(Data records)
******************************

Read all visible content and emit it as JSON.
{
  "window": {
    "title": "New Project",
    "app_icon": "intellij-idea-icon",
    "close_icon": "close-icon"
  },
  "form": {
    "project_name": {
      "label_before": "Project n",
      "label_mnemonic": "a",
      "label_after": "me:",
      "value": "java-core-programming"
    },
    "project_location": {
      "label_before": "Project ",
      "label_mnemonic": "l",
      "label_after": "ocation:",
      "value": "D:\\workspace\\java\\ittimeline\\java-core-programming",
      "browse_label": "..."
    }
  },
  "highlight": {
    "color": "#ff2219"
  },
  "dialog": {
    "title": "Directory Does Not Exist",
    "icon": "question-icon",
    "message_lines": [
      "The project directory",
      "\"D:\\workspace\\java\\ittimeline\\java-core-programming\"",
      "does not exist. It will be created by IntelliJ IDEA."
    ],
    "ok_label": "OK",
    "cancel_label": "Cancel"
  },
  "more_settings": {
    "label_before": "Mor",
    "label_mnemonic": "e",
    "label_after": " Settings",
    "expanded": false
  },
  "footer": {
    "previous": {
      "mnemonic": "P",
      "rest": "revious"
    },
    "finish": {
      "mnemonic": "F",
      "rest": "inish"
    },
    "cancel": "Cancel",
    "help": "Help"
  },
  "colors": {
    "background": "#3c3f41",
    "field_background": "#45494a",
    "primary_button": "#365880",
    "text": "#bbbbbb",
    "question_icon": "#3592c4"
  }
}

******************************

### Exercise requirements:
What is the number of lines holding the word "title"? State it alone.

### Solution to this problem:
2